▶ [The records]
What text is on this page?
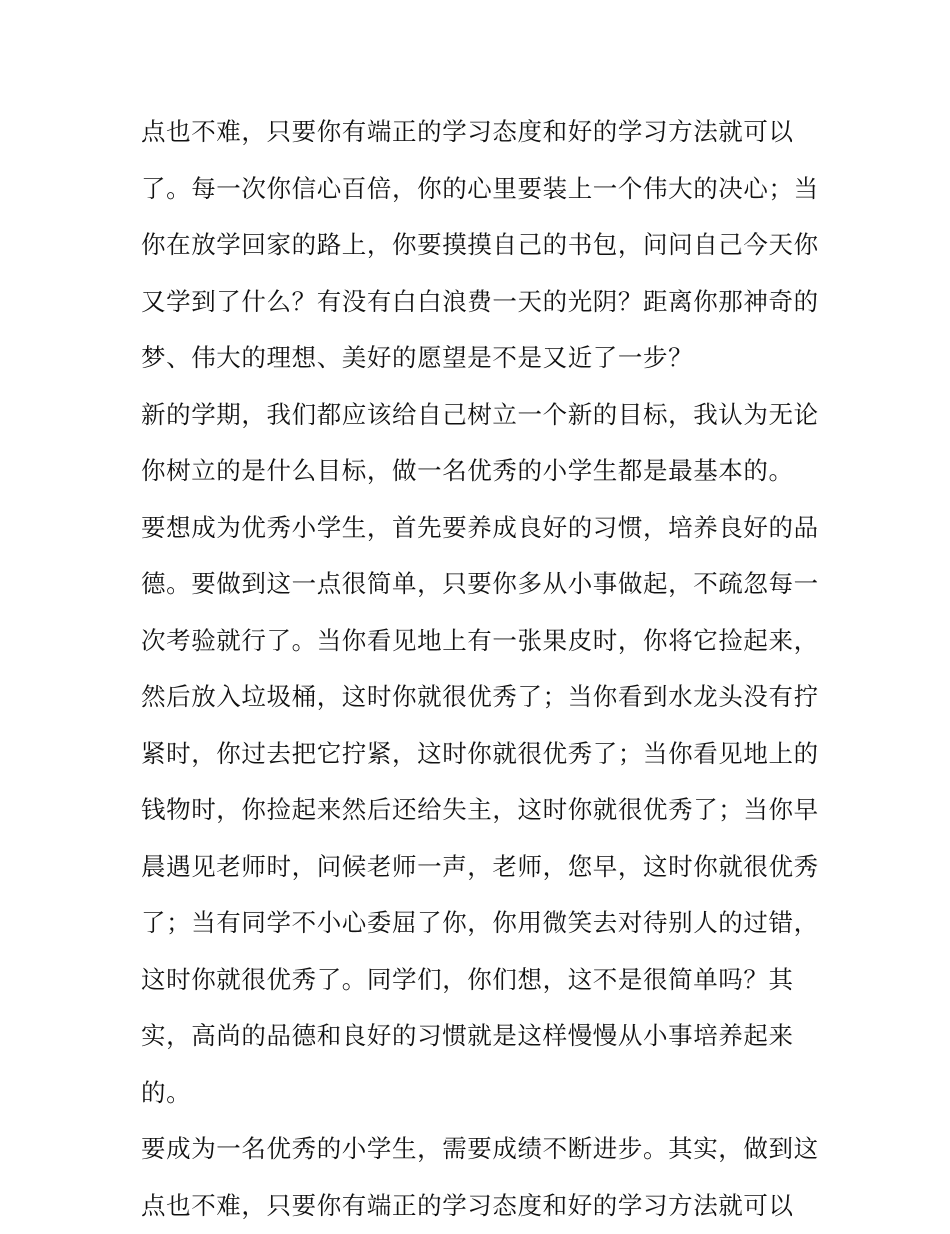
点也不难，只要你有端正的学习态度和好的学习方法就可以
了。每一次你信心百倍，你的心里要装上一个伟大的决心；当
你在放学回家的路上，你要摸摸自己的书包，问问自己今天你
又学到了什么？有没有白白浪费一天的光阴？距离你那神奇的
梦、伟大的理想、美好的愿望是不是又近了一步？
新的学期，我们都应该给自己树立一个新的目标，我认为无论
你树立的是什么目标，做一名优秀的小学生都是最基本的。
要想成为优秀小学生，首先要养成良好的习惯，培养良好的品
德。要做到这一点很简单，只要你多从小事做起，不疏忽每一
次考验就行了。当你看见地上有一张果皮时，你将它捡起来，
然后放入垃圾桶，这时你就很优秀了；当你看到水龙头没有拧
紧时，你过去把它拧紧，这时你就很优秀了；当你看见地上的
钱物时，你捡起来然后还给失主，这时你就很优秀了；当你早
晨遇见老师时，问候老师一声，老师，您早，这时你就很优秀
了；当有同学不小心委屈了你，你用微笑去对待别人的过错，
这时你就很优秀了。同学们，你们想，这不是很简单吗？其
实，高尚的品德和良好的习惯就是这样慢慢从小事培养起来
的。
要成为一名优秀的小学生，需要成绩不断进步。其实，做到这
点也不难，只要你有端正的学习态度和好的学习方法就可以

▶ [Stated task] How many lines of the data contain the word "这时你就很优秀了"? Answer with the number alone.

▶ [Solution] 4